Each record is to be printed again precisely as it reads.
## BEGIN
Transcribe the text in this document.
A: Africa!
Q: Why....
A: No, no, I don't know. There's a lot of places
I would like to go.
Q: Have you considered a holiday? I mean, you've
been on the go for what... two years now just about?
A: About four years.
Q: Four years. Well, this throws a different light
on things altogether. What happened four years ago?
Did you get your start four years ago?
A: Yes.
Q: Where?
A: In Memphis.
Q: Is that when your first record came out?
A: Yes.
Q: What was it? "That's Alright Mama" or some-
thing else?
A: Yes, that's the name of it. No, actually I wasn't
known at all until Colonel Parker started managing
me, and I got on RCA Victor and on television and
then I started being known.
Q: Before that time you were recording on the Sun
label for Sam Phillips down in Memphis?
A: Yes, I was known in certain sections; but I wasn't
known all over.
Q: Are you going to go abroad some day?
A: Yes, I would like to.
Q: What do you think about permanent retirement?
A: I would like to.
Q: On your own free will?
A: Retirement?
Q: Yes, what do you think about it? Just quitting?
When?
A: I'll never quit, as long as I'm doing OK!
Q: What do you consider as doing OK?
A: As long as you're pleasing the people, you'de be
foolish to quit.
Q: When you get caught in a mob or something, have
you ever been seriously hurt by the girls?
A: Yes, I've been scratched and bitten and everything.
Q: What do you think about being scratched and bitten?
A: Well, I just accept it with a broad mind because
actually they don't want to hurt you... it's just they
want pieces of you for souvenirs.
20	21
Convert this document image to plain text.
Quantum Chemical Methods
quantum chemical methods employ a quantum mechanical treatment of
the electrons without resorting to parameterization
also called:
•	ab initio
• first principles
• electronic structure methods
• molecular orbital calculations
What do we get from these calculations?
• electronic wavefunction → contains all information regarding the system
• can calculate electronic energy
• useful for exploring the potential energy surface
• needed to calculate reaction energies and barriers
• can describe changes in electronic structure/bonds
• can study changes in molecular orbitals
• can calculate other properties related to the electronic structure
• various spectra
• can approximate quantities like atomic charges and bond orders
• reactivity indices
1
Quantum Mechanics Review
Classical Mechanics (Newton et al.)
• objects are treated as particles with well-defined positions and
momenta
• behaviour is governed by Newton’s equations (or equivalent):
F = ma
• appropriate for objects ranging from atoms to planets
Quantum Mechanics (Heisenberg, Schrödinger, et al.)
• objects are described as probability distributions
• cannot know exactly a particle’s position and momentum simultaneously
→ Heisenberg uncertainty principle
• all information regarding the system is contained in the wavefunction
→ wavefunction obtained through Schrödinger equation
## END
OUTPUT BELOW -
Transcribe the text in this document.
A: Africa!
Q: Why....
A: No, no, I don't know. There's a lot of places
I would like to go.
Q: Have you considered a holiday? I mean, you've
been on the go for what... two years now just about?
A: About four years.
Q: Four years. Well, this throws a different light
on things altogether. What happened four years ago?
Did you get your start four years ago?
A: Yes.
Q: Where?
A: In Memphis.
Q: Is that when your first record came out?
A: Yes.
Q: What was it? "That's Alright Mama" or some-
thing else?
A: Yes, that's the name of it. No, actually I wasn't
known at all until Colonel Parker started managing
me, and I got on RCA Victor and on television and
then I started being known.
Q: Before that time you were recording on the Sun
label for Sam Phillips down in Memphis?
A: Yes, I was known in certain sections; but I wasn't
known all over.
Q: Are you going to go abroad some day?
A: Yes, I would like to.
Q: What do you think about permanent retirement?
A: I would like to.
Q: On your own free will?
A: Retirement?
Q: Yes, what do you think about it? Just quitting?
When?
A: I'll never quit, as long as I'm doing OK!
Q: What do you consider as doing OK?
A: As long as you're pleasing the people, you'de be
foolish to quit.
Q: When you get caught in a mob or something, have
you ever been seriously hurt by the girls?
A: Yes, I've been scratched and bitten and everything.
Q: What do you think about being scratched and bitten?
A: Well, I just accept it with a broad mind because
actually they don't want to hurt you... it's just they
want pieces of you for souvenirs.
20	21
Convert this document image to plain text.
Quantum Chemical Methods
quantum chemical methods employ a quantum mechanical treatment of
the electrons without resorting to parameterization
also called:
•	ab initio
• first principles
• electronic structure methods
• molecular orbital calculations
What do we get from these calculations?
• electronic wavefunction → contains all information regarding the system
• can calculate electronic energy
• useful for exploring the potential energy surface
• needed to calculate reaction energies and barriers
• can describe changes in electronic structure/bonds
• can study changes in molecular orbitals
• can calculate other properties related to the electronic structure
• various spectra
• can approximate quantities like atomic charges and bond orders
• reactivity indices
1
Quantum Mechanics Review
Classical Mechanics (Newton et al.)
• objects are treated as particles with well-defined positions and
momenta
• behaviour is governed by Newton’s equations (or equivalent):
F = ma
• appropriate for objects ranging from atoms to planets
Quantum Mechanics (Heisenberg, Schrödinger, et al.)
• objects are described as probability distributions
• cannot know exactly a particle’s position and momentum simultaneously
→ Heisenberg uncertainty principle
• all information regarding the system is contained in the wavefunction
→ wavefunction obtained through Schrödinger equation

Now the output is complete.